Your objective —
From the listing below, pull out the lines that hold "impeller".

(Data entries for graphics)
== == ==

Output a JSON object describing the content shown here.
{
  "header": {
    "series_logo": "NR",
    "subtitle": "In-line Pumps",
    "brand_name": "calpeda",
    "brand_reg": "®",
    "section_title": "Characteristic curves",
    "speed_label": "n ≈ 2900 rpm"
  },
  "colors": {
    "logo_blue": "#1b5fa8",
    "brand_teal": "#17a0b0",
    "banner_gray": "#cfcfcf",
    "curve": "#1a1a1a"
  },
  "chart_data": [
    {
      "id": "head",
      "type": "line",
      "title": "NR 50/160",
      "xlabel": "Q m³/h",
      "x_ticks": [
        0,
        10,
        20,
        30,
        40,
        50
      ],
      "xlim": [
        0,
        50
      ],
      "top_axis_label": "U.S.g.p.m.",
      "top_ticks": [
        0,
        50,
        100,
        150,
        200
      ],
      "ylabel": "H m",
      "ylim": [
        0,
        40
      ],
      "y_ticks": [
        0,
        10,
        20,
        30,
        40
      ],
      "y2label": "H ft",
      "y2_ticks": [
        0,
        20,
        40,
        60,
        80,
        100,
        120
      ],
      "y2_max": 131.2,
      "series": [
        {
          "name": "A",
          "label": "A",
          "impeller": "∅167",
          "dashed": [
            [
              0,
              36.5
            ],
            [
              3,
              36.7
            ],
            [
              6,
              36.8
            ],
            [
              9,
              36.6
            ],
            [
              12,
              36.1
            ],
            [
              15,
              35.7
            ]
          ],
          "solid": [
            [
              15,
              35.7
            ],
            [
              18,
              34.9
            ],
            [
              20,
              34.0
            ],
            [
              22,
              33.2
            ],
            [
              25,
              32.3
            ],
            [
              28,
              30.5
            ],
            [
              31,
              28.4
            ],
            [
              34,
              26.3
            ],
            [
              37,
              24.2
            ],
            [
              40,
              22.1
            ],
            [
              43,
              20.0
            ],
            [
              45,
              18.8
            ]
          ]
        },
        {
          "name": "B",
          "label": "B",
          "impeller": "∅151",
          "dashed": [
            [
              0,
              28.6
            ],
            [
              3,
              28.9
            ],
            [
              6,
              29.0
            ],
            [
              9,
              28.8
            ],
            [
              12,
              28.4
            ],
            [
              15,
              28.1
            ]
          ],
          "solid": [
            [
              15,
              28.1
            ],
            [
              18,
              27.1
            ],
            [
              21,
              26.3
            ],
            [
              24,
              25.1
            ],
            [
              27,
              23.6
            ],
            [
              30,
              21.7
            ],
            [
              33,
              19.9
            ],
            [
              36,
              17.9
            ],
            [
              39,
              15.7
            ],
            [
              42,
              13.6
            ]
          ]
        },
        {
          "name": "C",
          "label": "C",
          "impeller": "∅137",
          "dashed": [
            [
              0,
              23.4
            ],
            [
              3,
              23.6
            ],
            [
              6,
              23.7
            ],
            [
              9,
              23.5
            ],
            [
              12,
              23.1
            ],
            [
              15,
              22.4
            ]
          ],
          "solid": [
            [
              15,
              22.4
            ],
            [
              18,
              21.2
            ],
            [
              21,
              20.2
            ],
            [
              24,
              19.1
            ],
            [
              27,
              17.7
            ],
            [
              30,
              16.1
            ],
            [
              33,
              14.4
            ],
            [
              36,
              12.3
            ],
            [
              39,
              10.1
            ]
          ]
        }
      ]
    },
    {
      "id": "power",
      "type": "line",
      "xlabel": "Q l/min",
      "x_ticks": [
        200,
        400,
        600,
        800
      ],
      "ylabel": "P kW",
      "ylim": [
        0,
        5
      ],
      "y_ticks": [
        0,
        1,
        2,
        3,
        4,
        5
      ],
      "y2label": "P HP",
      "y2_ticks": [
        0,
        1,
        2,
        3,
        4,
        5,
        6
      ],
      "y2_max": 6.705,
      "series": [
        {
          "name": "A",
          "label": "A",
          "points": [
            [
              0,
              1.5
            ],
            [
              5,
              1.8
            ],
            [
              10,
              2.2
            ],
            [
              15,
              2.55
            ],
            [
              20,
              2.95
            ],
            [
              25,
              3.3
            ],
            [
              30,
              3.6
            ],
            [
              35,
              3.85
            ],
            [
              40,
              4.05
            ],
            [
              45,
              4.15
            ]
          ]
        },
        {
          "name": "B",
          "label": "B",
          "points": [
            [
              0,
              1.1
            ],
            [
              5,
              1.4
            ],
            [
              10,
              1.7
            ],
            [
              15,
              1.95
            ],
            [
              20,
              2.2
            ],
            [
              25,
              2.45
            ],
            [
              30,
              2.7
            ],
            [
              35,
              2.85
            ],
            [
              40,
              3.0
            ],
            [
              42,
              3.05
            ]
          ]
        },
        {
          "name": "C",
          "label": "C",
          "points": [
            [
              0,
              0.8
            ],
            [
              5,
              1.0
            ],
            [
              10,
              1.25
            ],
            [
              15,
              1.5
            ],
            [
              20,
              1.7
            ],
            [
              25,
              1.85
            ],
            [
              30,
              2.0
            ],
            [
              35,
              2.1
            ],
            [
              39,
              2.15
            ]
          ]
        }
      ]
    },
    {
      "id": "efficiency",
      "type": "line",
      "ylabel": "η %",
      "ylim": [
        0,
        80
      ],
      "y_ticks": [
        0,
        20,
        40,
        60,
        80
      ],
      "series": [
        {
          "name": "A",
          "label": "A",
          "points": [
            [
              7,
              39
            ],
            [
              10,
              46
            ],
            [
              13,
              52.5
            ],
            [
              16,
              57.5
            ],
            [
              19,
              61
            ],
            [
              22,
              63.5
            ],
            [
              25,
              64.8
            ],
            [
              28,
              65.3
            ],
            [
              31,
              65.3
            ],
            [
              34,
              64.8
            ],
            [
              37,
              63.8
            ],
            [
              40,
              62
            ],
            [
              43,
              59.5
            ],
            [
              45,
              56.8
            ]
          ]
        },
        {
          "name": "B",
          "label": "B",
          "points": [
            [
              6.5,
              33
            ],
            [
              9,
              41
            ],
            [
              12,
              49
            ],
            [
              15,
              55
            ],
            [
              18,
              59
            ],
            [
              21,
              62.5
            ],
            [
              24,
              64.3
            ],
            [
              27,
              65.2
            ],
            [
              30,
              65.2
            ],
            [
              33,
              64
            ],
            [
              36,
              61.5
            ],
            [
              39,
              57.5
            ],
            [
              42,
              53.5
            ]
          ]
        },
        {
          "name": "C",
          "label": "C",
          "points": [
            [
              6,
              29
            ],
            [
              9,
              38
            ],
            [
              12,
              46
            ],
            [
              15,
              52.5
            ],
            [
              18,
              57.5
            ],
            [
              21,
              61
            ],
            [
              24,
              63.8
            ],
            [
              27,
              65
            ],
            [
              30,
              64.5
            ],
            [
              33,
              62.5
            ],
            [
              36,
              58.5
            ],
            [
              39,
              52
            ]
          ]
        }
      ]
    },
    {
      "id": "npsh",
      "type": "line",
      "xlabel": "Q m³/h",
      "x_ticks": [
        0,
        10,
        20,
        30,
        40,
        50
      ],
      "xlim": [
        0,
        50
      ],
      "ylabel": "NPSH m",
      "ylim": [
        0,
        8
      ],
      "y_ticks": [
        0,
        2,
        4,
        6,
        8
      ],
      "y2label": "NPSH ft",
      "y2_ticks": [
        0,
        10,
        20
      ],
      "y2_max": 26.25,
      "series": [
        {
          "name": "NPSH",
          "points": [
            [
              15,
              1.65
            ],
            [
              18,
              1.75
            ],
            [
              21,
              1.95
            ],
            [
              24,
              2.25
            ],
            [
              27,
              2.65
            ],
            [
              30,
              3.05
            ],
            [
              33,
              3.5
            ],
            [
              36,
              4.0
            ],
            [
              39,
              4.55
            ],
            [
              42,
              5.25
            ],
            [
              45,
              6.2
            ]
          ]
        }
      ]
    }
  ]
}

== == ==

Right answer —
          "impeller": "∅167",
          "impeller": "∅151",
          "impeller": "∅137",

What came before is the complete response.